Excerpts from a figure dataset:
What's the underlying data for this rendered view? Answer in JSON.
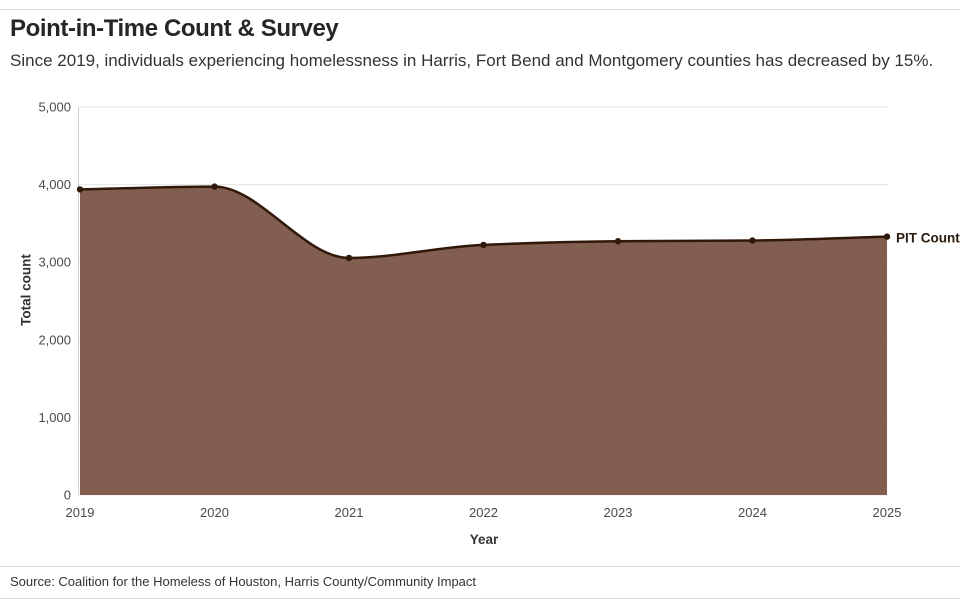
{
  "header": {
    "title": "Point-in-Time Count & Survey",
    "subtitle": "Since 2019, individuals experiencing homelessness in Harris, Fort Bend and Montgomery counties has decreased by 15%."
  },
  "chart_data": {
    "type": "area",
    "title": "Point-in-Time Count & Survey",
    "x": [
      "2019",
      "2020",
      "2021",
      "2022",
      "2023",
      "2024",
      "2025"
    ],
    "series": [
      {
        "name": "PIT Count",
        "values": [
          3938,
          3974,
          3055,
          3223,
          3270,
          3280,
          3330
        ]
      }
    ],
    "xlabel": "Year",
    "ylabel": "Total count",
    "ylim": [
      0,
      5000
    ],
    "yticks": [
      0,
      1000,
      2000,
      3000,
      4000,
      5000
    ],
    "ytick_labels": [
      "0",
      "1,000",
      "2,000",
      "3,000",
      "4,000",
      "5,000"
    ],
    "grid": true,
    "legend_position": "end-of-line",
    "colors": {
      "area_fill": "#7d594a",
      "line": "#30190a",
      "point": "#30190a",
      "gridline": "#e4e4e4",
      "axis_line": "#cfcfcf",
      "end_label": "#281b0e",
      "tick_text": "#4a4a4a"
    }
  },
  "footer": {
    "source": "Source: Coalition for the Homeless of Houston, Harris County/Community Impact"
  }
}
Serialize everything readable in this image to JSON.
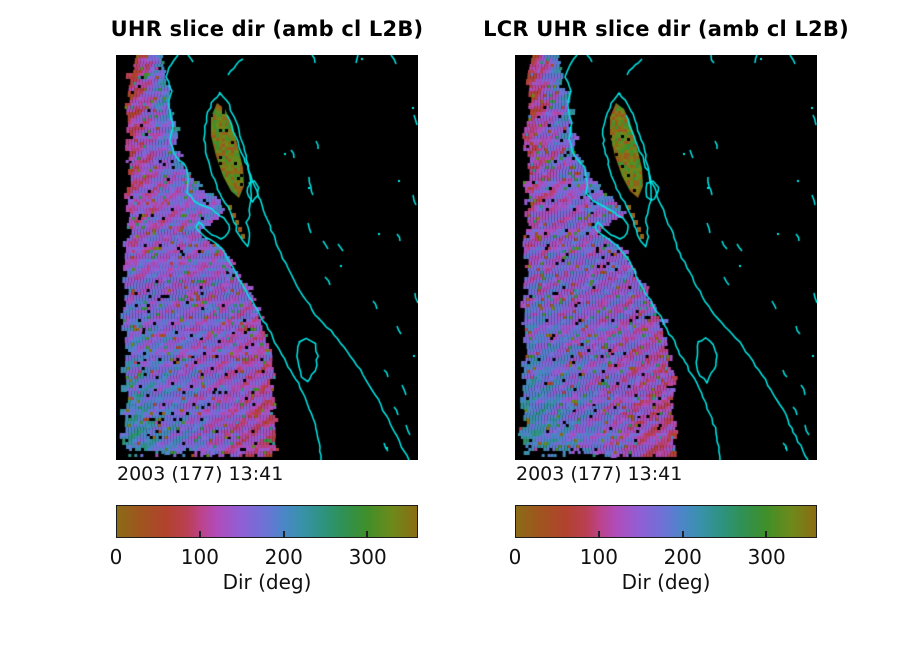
{
  "figure": {
    "bg": "#ffffff",
    "panels": [
      {
        "title": "UHR slice dir (amb cl L2B)",
        "date_label": "2003 (177) 13:41",
        "colorbar": {
          "label": "Dir (deg)",
          "ticks": [
            "0",
            "100",
            "200",
            "300"
          ],
          "tick_values": [
            0,
            100,
            200,
            300
          ],
          "min": 0,
          "max": 360
        }
      },
      {
        "title": "LCR UHR slice dir (amb cl L2B)",
        "date_label": "2003 (177) 13:41",
        "colorbar": {
          "label": "Dir (deg)",
          "ticks": [
            "0",
            "100",
            "200",
            "300"
          ],
          "tick_values": [
            0,
            100,
            200,
            300
          ],
          "min": 0,
          "max": 360
        }
      }
    ],
    "colorbar_gradient": [
      {
        "deg": 0,
        "color": "#8b6b17"
      },
      {
        "deg": 30,
        "color": "#a0541f"
      },
      {
        "deg": 60,
        "color": "#b2422e"
      },
      {
        "deg": 85,
        "color": "#ba3f55"
      },
      {
        "deg": 100,
        "color": "#bc4389"
      },
      {
        "deg": 120,
        "color": "#b14cba"
      },
      {
        "deg": 150,
        "color": "#8e60d6"
      },
      {
        "deg": 175,
        "color": "#7070d6"
      },
      {
        "deg": 200,
        "color": "#4b86c8"
      },
      {
        "deg": 220,
        "color": "#3a91ac"
      },
      {
        "deg": 245,
        "color": "#2e9383"
      },
      {
        "deg": 270,
        "color": "#2f9157"
      },
      {
        "deg": 300,
        "color": "#3f8f2a"
      },
      {
        "deg": 330,
        "color": "#6d8a1b"
      },
      {
        "deg": 360,
        "color": "#8b6c13"
      }
    ],
    "map": {
      "bg": "#000000",
      "coast_color": "#00e8e8",
      "land_dot_color": "#000000"
    }
  },
  "chart_data": [
    {
      "type": "heatmap",
      "title": "UHR slice dir (amb cl L2B)",
      "annotation": "2003 (177) 13:41",
      "colorbar_label": "Dir (deg)",
      "colorbar_ticks": [
        0,
        100,
        200,
        300
      ],
      "colorbar_range": [
        0,
        360
      ],
      "legend_position": "bottom",
      "description": "Ultra-high-resolution scatterometer wind-direction swath over the Gulf of California region; direction encoded with a cyclic colormap (olive-red-magenta-purple-blue-teal-green-olive), black background = no data, cyan contours = coastlines and islands"
    },
    {
      "type": "heatmap",
      "title": "LCR UHR slice dir (amb cl L2B)",
      "annotation": "2003 (177) 13:41",
      "colorbar_label": "Dir (deg)",
      "colorbar_ticks": [
        0,
        100,
        200,
        300
      ],
      "colorbar_range": [
        0,
        360
      ],
      "legend_position": "bottom",
      "description": "LCR-processed version of the same ultra-high-resolution wind-direction swath; visually near-identical to the left panel"
    }
  ]
}
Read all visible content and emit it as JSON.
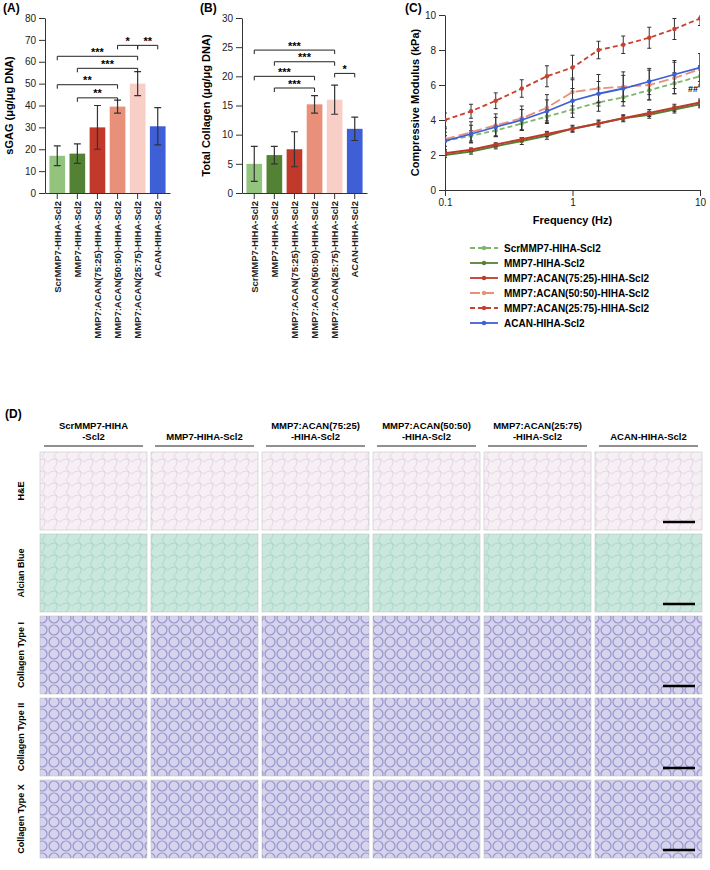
{
  "chart_data": [
    {
      "type": "bar",
      "title": "(A)",
      "y_label": "sGAG (μg/μg DNA)",
      "categories": [
        "ScrMMP7-HIHA-Scl2",
        "MMP7-HIHA-Scl2",
        "MMP7:ACAN(75:25)-HIHA-Scl2",
        "MMP7:ACAN(50:50)-HIHA-Scl2",
        "MMP7:ACAN(25:75)-HIHA-Scl2",
        "ACAN-HIHA-Scl2"
      ],
      "values": [
        17,
        18,
        30,
        39.5,
        50,
        30.5
      ],
      "errors": [
        4.5,
        4.5,
        10,
        3,
        5.5,
        8.5
      ],
      "colors": [
        "#93c47d",
        "#548235",
        "#c0392b",
        "#e8907a",
        "#f7cfc6",
        "#3e5fd6"
      ],
      "ylim": [
        0,
        80
      ],
      "yticks": [
        0,
        10,
        20,
        30,
        40,
        50,
        60,
        70,
        80
      ],
      "grid": false,
      "annotations": [
        {
          "text": "**",
          "x": [
            1,
            3
          ],
          "y": 43.5
        },
        {
          "text": "**",
          "x": [
            0,
            3
          ],
          "y": 49.5
        },
        {
          "text": "***",
          "x": [
            1,
            4
          ],
          "y": 57
        },
        {
          "text": "***",
          "x": [
            0,
            4
          ],
          "y": 62.5
        },
        {
          "text": "*",
          "x": [
            3,
            4
          ],
          "y": 67.5
        },
        {
          "text": "**",
          "x": [
            4,
            5
          ],
          "y": 67.5
        }
      ]
    },
    {
      "type": "bar",
      "title": "(B)",
      "y_label": "Total Collagen (μg/μg DNA)",
      "categories": [
        "ScrMMP7-HIHA-Scl2",
        "MMP7-HIHA-Scl2",
        "MMP7:ACAN(75:25)-HIHA-Scl2",
        "MMP7:ACAN(50:50)-HIHA-Scl2",
        "MMP7:ACAN(25:75)-HIHA-Scl2",
        "ACAN-HIHA-Scl2"
      ],
      "values": [
        5,
        6.5,
        7.5,
        15.2,
        16,
        11
      ],
      "errors": [
        3,
        1.5,
        3,
        1.5,
        2.5,
        2
      ],
      "colors": [
        "#93c47d",
        "#548235",
        "#c0392b",
        "#e8907a",
        "#f7cfc6",
        "#3e5fd6"
      ],
      "ylim": [
        0,
        30
      ],
      "yticks": [
        0,
        5,
        10,
        15,
        20,
        25,
        30
      ],
      "grid": false,
      "annotations": [
        {
          "text": "***",
          "x": [
            1,
            3
          ],
          "y": 18
        },
        {
          "text": "***",
          "x": [
            0,
            3
          ],
          "y": 20
        },
        {
          "text": "***",
          "x": [
            1,
            4
          ],
          "y": 22.5
        },
        {
          "text": "***",
          "x": [
            0,
            4
          ],
          "y": 24.5
        },
        {
          "text": "*",
          "x": [
            4,
            5
          ],
          "y": 20.5
        }
      ]
    },
    {
      "type": "line",
      "title": "(C)",
      "x_label": "Frequency (Hz)",
      "y_label": "Compressive Modulus (kPa)",
      "log": "x",
      "grid": false,
      "legend": "bottom right",
      "x": [
        0.1,
        0.16,
        0.25,
        0.4,
        0.63,
        1,
        1.6,
        2.5,
        4,
        6.3,
        10
      ],
      "xlim": [
        0.1,
        10
      ],
      "xticks": [
        0.1,
        1,
        10
      ],
      "ylim": [
        0,
        10
      ],
      "yticks": [
        0,
        2,
        4,
        6,
        8,
        10
      ],
      "series": [
        {
          "name": "ScrMMP7-HIHA-Scl2",
          "color": "#7fb56a",
          "line_style": "dashed",
          "marker": "circle",
          "values": [
            2.8,
            3.1,
            3.4,
            3.8,
            4.2,
            4.6,
            5.0,
            5.3,
            5.7,
            6.1,
            6.5
          ],
          "errors": [
            0.3,
            0.3,
            0.3,
            0.35,
            0.4,
            0.45,
            0.5,
            0.5,
            0.55,
            0.6,
            0.6
          ]
        },
        {
          "name": "MMP7-HIHA-Scl2",
          "color": "#548235",
          "line_style": "solid",
          "marker": "circle",
          "values": [
            2.0,
            2.2,
            2.5,
            2.8,
            3.1,
            3.5,
            3.8,
            4.1,
            4.3,
            4.6,
            4.9
          ],
          "errors": [
            0.15,
            0.15,
            0.15,
            0.2,
            0.2,
            0.2,
            0.2,
            0.2,
            0.2,
            0.2,
            0.2
          ]
        },
        {
          "name": "MMP7:ACAN(75:25)-HIHA-Scl2",
          "color": "#c0392b",
          "line_style": "solid",
          "marker": "circle",
          "values": [
            2.1,
            2.3,
            2.6,
            2.9,
            3.2,
            3.5,
            3.8,
            4.1,
            4.4,
            4.7,
            5.0
          ],
          "errors": [
            0.1,
            0.1,
            0.1,
            0.1,
            0.15,
            0.15,
            0.15,
            0.15,
            0.2,
            0.2,
            0.2
          ]
        },
        {
          "name": "MMP7:ACAN(50:50)-HIHA-Scl2",
          "color": "#e8907a",
          "line_style": "longdash",
          "marker": "circle",
          "values": [
            2.9,
            3.3,
            3.7,
            4.1,
            4.7,
            5.6,
            5.8,
            5.9,
            6.0,
            6.4,
            6.9
          ],
          "errors": [
            0.6,
            0.6,
            0.65,
            0.7,
            0.75,
            0.8,
            0.8,
            0.85,
            0.85,
            0.9,
            0.9
          ]
        },
        {
          "name": "MMP7:ACAN(25:75)-HIHA-Scl2",
          "color": "#c8412e",
          "line_style": "dashed",
          "marker": "circle",
          "values": [
            4.0,
            4.5,
            5.1,
            5.8,
            6.5,
            7.0,
            8.0,
            8.3,
            8.7,
            9.2,
            9.8
          ],
          "errors": [
            0.4,
            0.4,
            0.45,
            0.5,
            0.6,
            0.7,
            0.5,
            0.5,
            0.6,
            0.6,
            0.4
          ]
        },
        {
          "name": "ACAN-HIHA-Scl2",
          "color": "#3e5fd6",
          "line_style": "solid",
          "marker": "circle",
          "values": [
            2.8,
            3.2,
            3.6,
            4.0,
            4.5,
            5.1,
            5.5,
            5.8,
            6.2,
            6.6,
            7.0
          ],
          "errors": [
            0.5,
            0.5,
            0.55,
            0.6,
            0.65,
            0.7,
            0.7,
            0.75,
            0.75,
            0.8,
            0.8
          ]
        }
      ],
      "annotations": [
        {
          "text": "##",
          "x": 10,
          "y": 5.6
        }
      ]
    }
  ],
  "image_grid": {
    "title": "(D)",
    "columns": [
      [
        "ScrMMP7-HIHA",
        "-Scl2"
      ],
      [
        "MMP7-HIHA-Scl2"
      ],
      [
        "MMP7:ACAN(75:25)",
        "-HIHA-Scl2"
      ],
      [
        "MMP7:ACAN(50:50)",
        "-HIHA-Scl2"
      ],
      [
        "MMP7:ACAN(25:75)",
        "-HIHA-Scl2"
      ],
      [
        "ACAN-HIHA-Scl2"
      ]
    ],
    "rows": [
      "H&E",
      "Alcian Blue",
      "Collagen Type I",
      "Collagen Type II",
      "Collagen Type X"
    ]
  }
}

- _Work to do_:
Scan the lines above for "name", then copy every one that has it.

- _Finished answer_:
        "name": "PIT Count",
          "name": "ScrMMP7-HIHA-Scl2",
          "name": "MMP7-HIHA-Scl2",
          "name": "MMP7:ACAN(75:25)-HIHA-Scl2",
          "name": "MMP7:ACAN(50:50)-HIHA-Scl2",
          "name": "MMP7:ACAN(25:75)-HIHA-Scl2",
          "name": "ACAN-HIHA-Scl2",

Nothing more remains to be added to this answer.